**Task brief:**
Write the records below out in full, character for character, with no pictures.

──────── Working data ────────

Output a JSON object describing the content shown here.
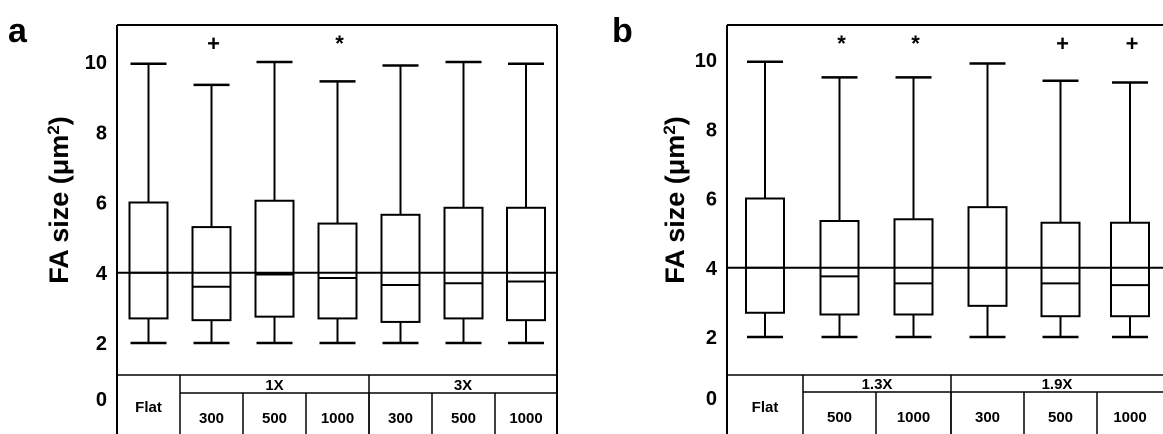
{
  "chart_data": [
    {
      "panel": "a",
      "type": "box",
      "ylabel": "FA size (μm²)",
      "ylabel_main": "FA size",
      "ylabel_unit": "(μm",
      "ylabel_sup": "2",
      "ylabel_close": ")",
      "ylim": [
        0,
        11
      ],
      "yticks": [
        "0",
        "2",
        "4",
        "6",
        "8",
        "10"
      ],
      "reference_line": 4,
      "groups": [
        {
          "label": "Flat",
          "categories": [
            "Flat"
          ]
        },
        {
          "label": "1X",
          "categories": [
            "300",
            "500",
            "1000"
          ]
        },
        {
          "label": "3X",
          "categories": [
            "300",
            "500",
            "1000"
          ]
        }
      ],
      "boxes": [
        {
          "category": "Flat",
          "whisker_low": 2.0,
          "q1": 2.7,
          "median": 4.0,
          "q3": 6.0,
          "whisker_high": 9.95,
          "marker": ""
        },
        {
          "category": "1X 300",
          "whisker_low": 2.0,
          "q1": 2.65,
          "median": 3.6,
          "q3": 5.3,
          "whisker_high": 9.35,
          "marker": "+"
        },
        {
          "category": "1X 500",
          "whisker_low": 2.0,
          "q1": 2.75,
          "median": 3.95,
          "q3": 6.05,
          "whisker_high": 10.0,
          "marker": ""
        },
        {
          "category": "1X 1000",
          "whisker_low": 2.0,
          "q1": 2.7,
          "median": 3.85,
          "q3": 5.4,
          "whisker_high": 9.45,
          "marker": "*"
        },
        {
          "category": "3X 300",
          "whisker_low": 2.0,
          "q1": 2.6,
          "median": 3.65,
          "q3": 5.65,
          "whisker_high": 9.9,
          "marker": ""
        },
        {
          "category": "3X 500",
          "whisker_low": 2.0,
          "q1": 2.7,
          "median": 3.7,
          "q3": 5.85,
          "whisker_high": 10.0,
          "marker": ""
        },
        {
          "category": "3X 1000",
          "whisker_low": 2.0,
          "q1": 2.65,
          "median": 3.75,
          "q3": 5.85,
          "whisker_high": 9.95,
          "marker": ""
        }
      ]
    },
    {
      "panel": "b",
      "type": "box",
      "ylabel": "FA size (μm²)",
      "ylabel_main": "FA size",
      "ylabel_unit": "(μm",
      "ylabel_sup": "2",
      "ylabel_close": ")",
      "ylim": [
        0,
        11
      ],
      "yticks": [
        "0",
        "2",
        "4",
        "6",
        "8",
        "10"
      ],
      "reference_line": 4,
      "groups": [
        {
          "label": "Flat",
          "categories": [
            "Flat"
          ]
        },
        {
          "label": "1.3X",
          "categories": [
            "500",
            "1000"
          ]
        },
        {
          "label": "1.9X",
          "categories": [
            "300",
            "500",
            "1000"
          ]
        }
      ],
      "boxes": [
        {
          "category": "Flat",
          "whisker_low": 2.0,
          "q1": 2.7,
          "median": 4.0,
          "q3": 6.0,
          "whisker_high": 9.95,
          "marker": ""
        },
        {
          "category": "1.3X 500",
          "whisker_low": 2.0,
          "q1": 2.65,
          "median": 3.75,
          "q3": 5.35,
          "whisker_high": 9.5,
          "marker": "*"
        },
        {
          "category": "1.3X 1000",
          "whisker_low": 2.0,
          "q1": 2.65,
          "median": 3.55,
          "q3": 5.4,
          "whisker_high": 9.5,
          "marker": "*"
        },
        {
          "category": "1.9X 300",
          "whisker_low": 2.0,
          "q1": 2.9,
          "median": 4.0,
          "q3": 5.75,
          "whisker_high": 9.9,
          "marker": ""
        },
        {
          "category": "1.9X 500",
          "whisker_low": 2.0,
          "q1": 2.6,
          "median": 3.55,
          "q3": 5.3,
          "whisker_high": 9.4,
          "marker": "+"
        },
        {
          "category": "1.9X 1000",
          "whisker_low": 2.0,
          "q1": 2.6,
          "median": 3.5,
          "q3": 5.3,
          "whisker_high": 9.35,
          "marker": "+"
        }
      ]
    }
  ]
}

────────

**The output:**
Output a JSON object describing the content shown here.
{
  "chart_data": [
    {
      "panel": "a",
      "type": "box",
      "ylabel": "FA size (μm²)",
      "ylabel_main": "FA size",
      "ylabel_unit": "(μm",
      "ylabel_sup": "2",
      "ylabel_close": ")",
      "ylim": [
        0,
        11
      ],
      "yticks": [
        "0",
        "2",
        "4",
        "6",
        "8",
        "10"
      ],
      "reference_line": 4,
      "groups": [
        {
          "label": "Flat",
          "categories": [
            "Flat"
          ]
        },
        {
          "label": "1X",
          "categories": [
            "300",
            "500",
            "1000"
          ]
        },
        {
          "label": "3X",
          "categories": [
            "300",
            "500",
            "1000"
          ]
        }
      ],
      "boxes": [
        {
          "category": "Flat",
          "whisker_low": 2.0,
          "q1": 2.7,
          "median": 4.0,
          "q3": 6.0,
          "whisker_high": 9.95,
          "marker": ""
        },
        {
          "category": "1X 300",
          "whisker_low": 2.0,
          "q1": 2.65,
          "median": 3.6,
          "q3": 5.3,
          "whisker_high": 9.35,
          "marker": "+"
        },
        {
          "category": "1X 500",
          "whisker_low": 2.0,
          "q1": 2.75,
          "median": 3.95,
          "q3": 6.05,
          "whisker_high": 10.0,
          "marker": ""
        },
        {
          "category": "1X 1000",
          "whisker_low": 2.0,
          "q1": 2.7,
          "median": 3.85,
          "q3": 5.4,
          "whisker_high": 9.45,
          "marker": "*"
        },
        {
          "category": "3X 300",
          "whisker_low": 2.0,
          "q1": 2.6,
          "median": 3.65,
          "q3": 5.65,
          "whisker_high": 9.9,
          "marker": ""
        },
        {
          "category": "3X 500",
          "whisker_low": 2.0,
          "q1": 2.7,
          "median": 3.7,
          "q3": 5.85,
          "whisker_high": 10.0,
          "marker": ""
        },
        {
          "category": "3X 1000",
          "whisker_low": 2.0,
          "q1": 2.65,
          "median": 3.75,
          "q3": 5.85,
          "whisker_high": 9.95,
          "marker": ""
        }
      ]
    },
    {
      "panel": "b",
      "type": "box",
      "ylabel": "FA size (μm²)",
      "ylabel_main": "FA size",
      "ylabel_unit": "(μm",
      "ylabel_sup": "2",
      "ylabel_close": ")",
      "ylim": [
        0,
        11
      ],
      "yticks": [
        "0",
        "2",
        "4",
        "6",
        "8",
        "10"
      ],
      "reference_line": 4,
      "groups": [
        {
          "label": "Flat",
          "categories": [
            "Flat"
          ]
        },
        {
          "label": "1.3X",
          "categories": [
            "500",
            "1000"
          ]
        },
        {
          "label": "1.9X",
          "categories": [
            "300",
            "500",
            "1000"
          ]
        }
      ],
      "boxes": [
        {
          "category": "Flat",
          "whisker_low": 2.0,
          "q1": 2.7,
          "median": 4.0,
          "q3": 6.0,
          "whisker_high": 9.95,
          "marker": ""
        },
        {
          "category": "1.3X 500",
          "whisker_low": 2.0,
          "q1": 2.65,
          "median": 3.75,
          "q3": 5.35,
          "whisker_high": 9.5,
          "marker": "*"
        },
        {
          "category": "1.3X 1000",
          "whisker_low": 2.0,
          "q1": 2.65,
          "median": 3.55,
          "q3": 5.4,
          "whisker_high": 9.5,
          "marker": "*"
        },
        {
          "category": "1.9X 300",
          "whisker_low": 2.0,
          "q1": 2.9,
          "median": 4.0,
          "q3": 5.75,
          "whisker_high": 9.9,
          "marker": ""
        },
        {
          "category": "1.9X 500",
          "whisker_low": 2.0,
          "q1": 2.6,
          "median": 3.55,
          "q3": 5.3,
          "whisker_high": 9.4,
          "marker": "+"
        },
        {
          "category": "1.9X 1000",
          "whisker_low": 2.0,
          "q1": 2.6,
          "median": 3.5,
          "q3": 5.3,
          "whisker_high": 9.35,
          "marker": "+"
        }
      ]
    }
  ]
}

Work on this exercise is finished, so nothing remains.